* TASK DESCRIPTION *
Scan the data below for the string "words". Copy every line where it appears.

* INFORMATION GIVEN *
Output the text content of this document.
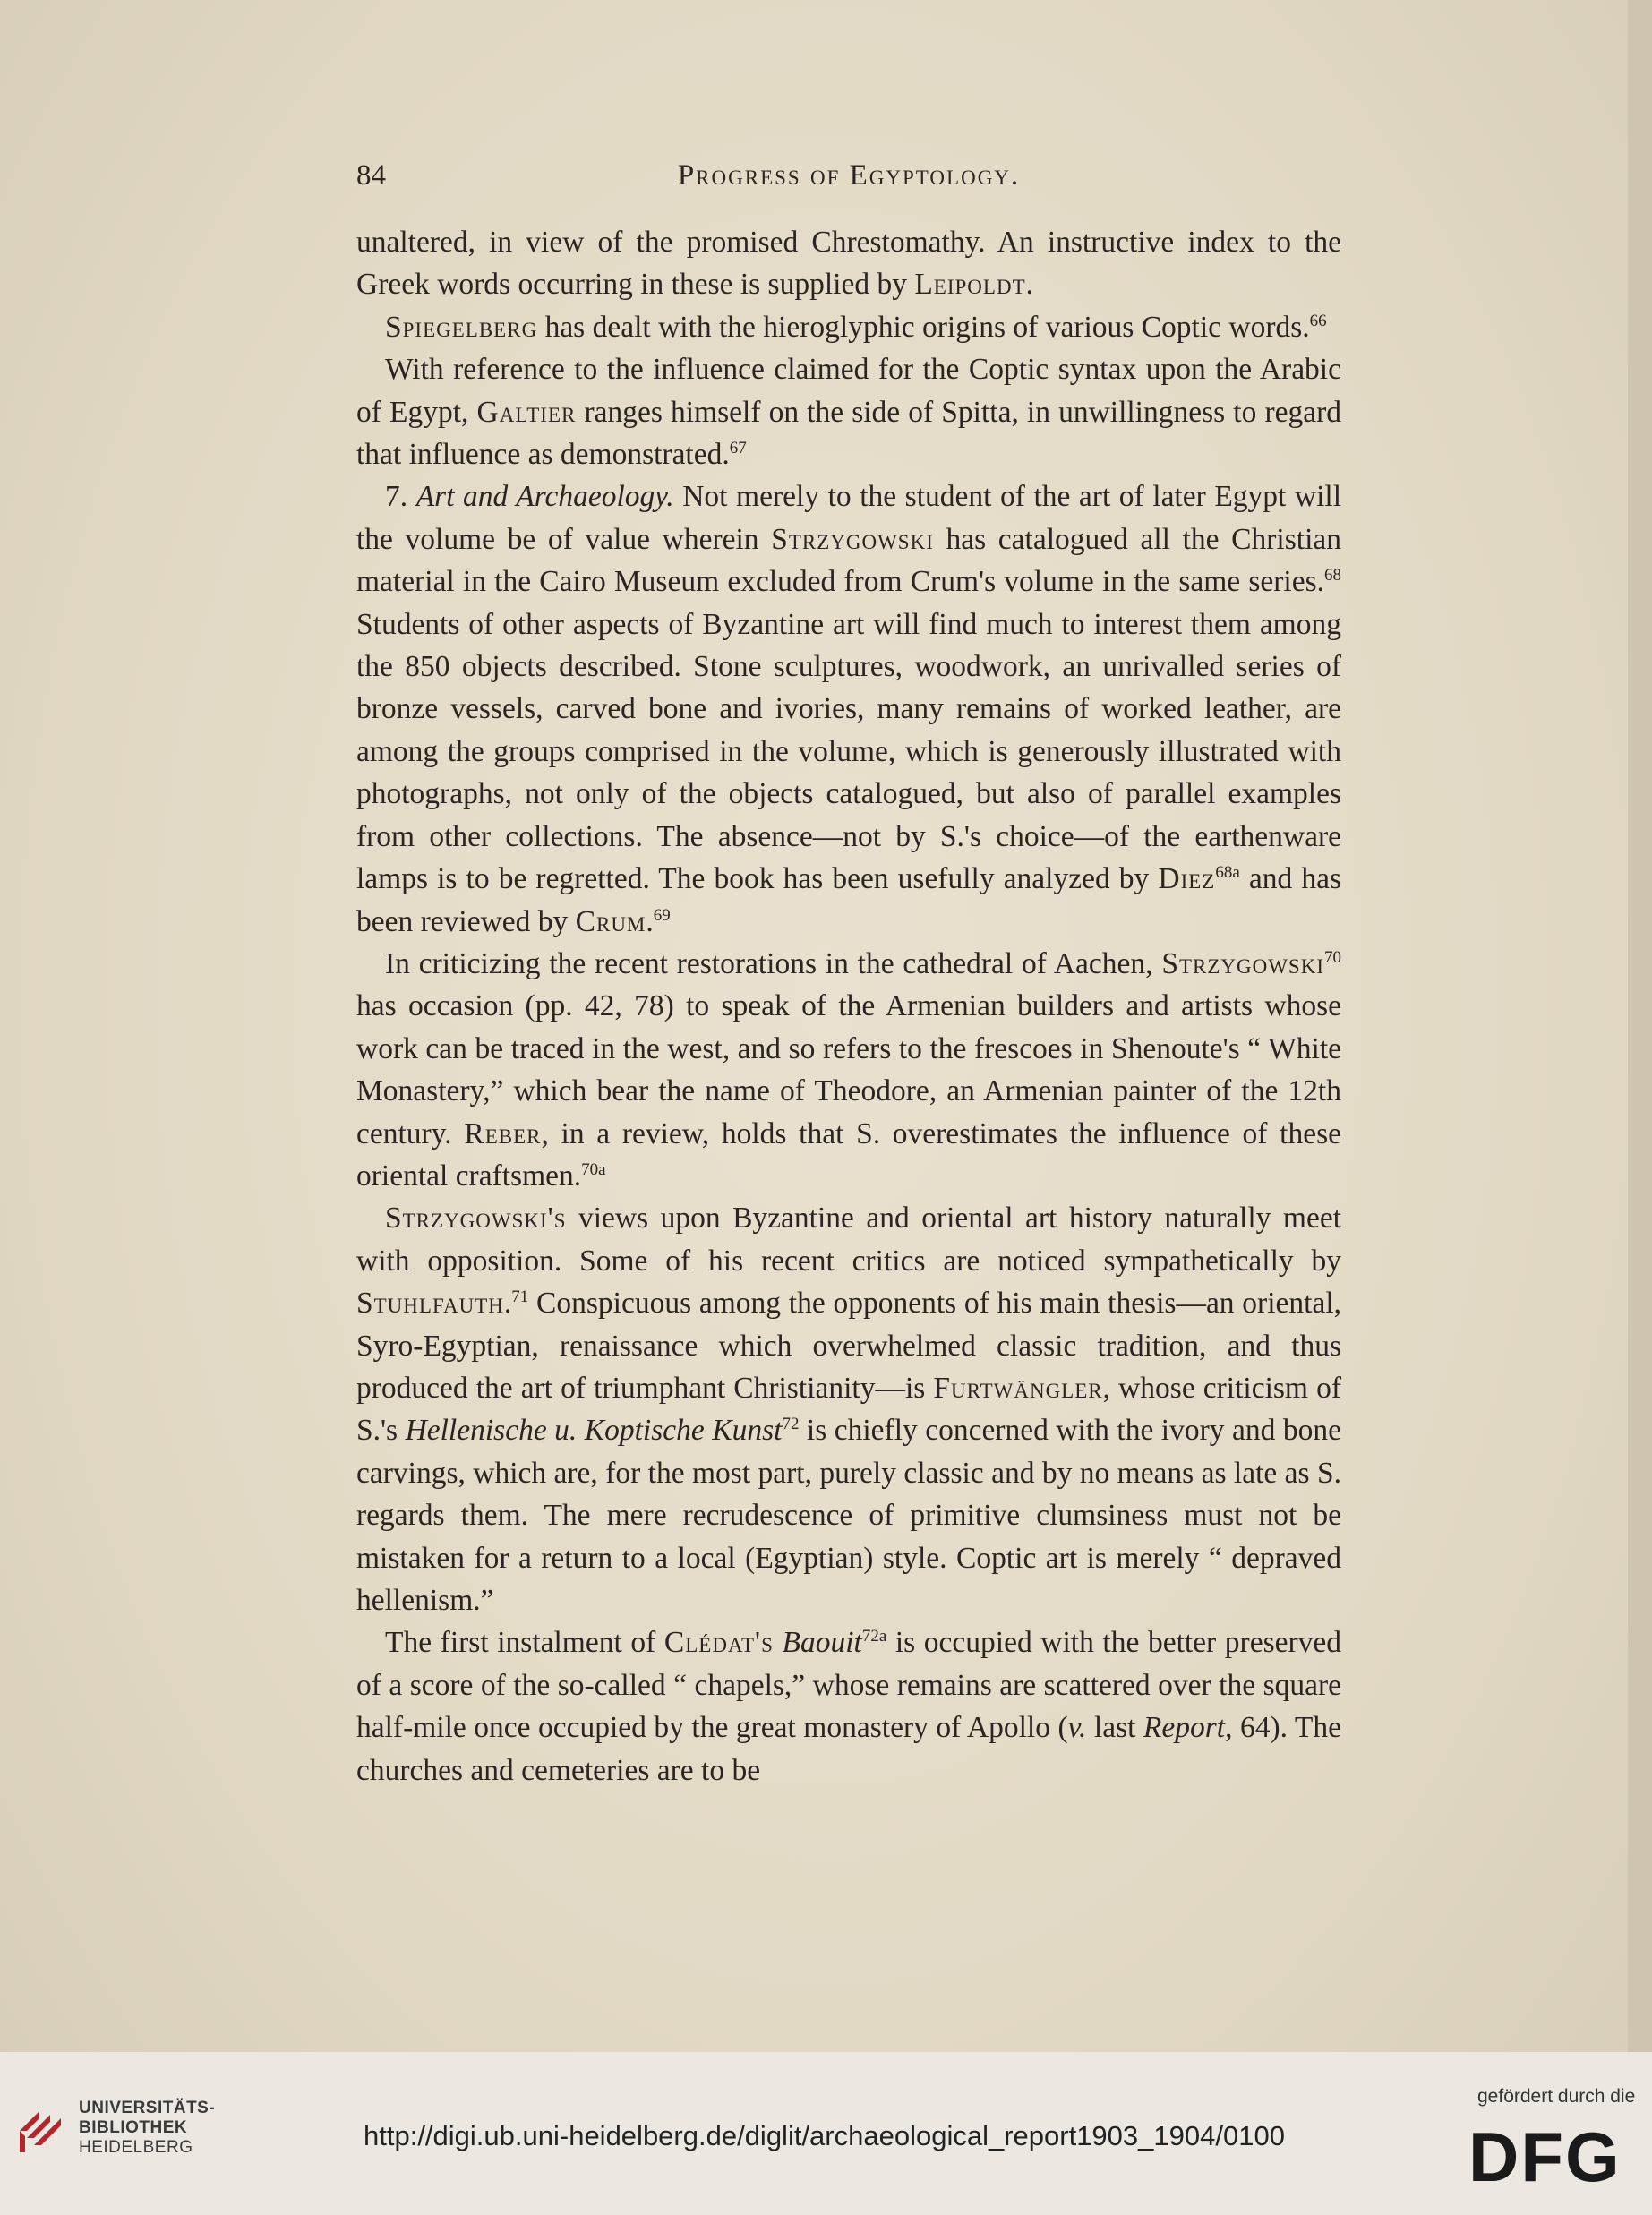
84	Progress of Egyptology.

unaltered, in view of the promised Chrestomathy. An instructive index to the Greek words occurring in these is supplied by Leipoldt.

Spiegelberg has dealt with the hieroglyphic origins of various Coptic words.$^{66}$

With reference to the influence claimed for the Coptic syntax upon the Arabic of Egypt, Galtier ranges himself on the side of Spitta, in unwillingness to regard that influence as demonstrated.$^{67}$

7. Art and Archaeology. Not merely to the student of the art of later Egypt will the volume be of value wherein Strzygowski has catalogued all the Christian material in the Cairo Museum excluded from Crum's volume in the same series.$^{68}$ Students of other aspects of Byzantine art will find much to interest them among the 850 objects described. Stone sculptures, woodwork, an unrivalled series of bronze vessels, carved bone and ivories, many remains of worked leather, are among the groups comprised in the volume, which is generously illustrated with photographs, not only of the objects catalogued, but also of parallel examples from other collections. The absence—not by S.'s choice—of the earthenware lamps is to be regretted. The book has been usefully analyzed by Diez$^{68a}$ and has been reviewed by Crum.$^{69}$

In criticizing the recent restorations in the cathedral of Aachen, Strzygowski$^{70}$ has occasion (pp. 42, 78) to speak of the Armenian builders and artists whose work can be traced in the west, and so refers to the frescoes in Shenoute's “ White Monastery,” which bear the name of Theodore, an Armenian painter of the 12th century. Reber, in a review, holds that S. overestimates the influence of these oriental craftsmen.$^{70a}$

Strzygowski's views upon Byzantine and oriental art history naturally meet with opposition. Some of his recent critics are noticed sympathetically by Stuhlfauth.$^{71}$ Conspicuous among the opponents of his main thesis—an oriental, Syro-Egyptian, renaissance which overwhelmed classic tradition, and thus produced the art of triumphant Christianity—is Furtwängler, whose criticism of S.'s Hellenische u. Koptische Kunst$^{72}$ is chiefly concerned with the ivory and bone carvings, which are, for the most part, purely classic and by no means as late as S. regards them. The mere recrudescence of primitive clumsiness must not be mistaken for a return to a local (Egyptian) style. Coptic art is merely “ depraved hellenism.”

The first instalment of Clédat's Baouit$^{72a}$ is occupied with the better preserved of a score of the so-called “ chapels,” whose remains are scattered over the square half-mile once occupied by the great monastery of Apollo (v. last Report, 64). The churches and cemeteries are to be

UNIVERSITÄTS-
BIBLIOTHEK
HEIDELBERG	http://digi.ub.uni-heidelberg.de/diglit/archaeological_report1903_1904/0100
gefördert durch die
DFG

* REPLY *
unaltered, in view of the promised Chrestomathy. An instructive index to the Greek words occurring in these is supplied by Leipoldt.
Spiegelberg has dealt with the hieroglyphic origins of various Coptic words.$^{66}$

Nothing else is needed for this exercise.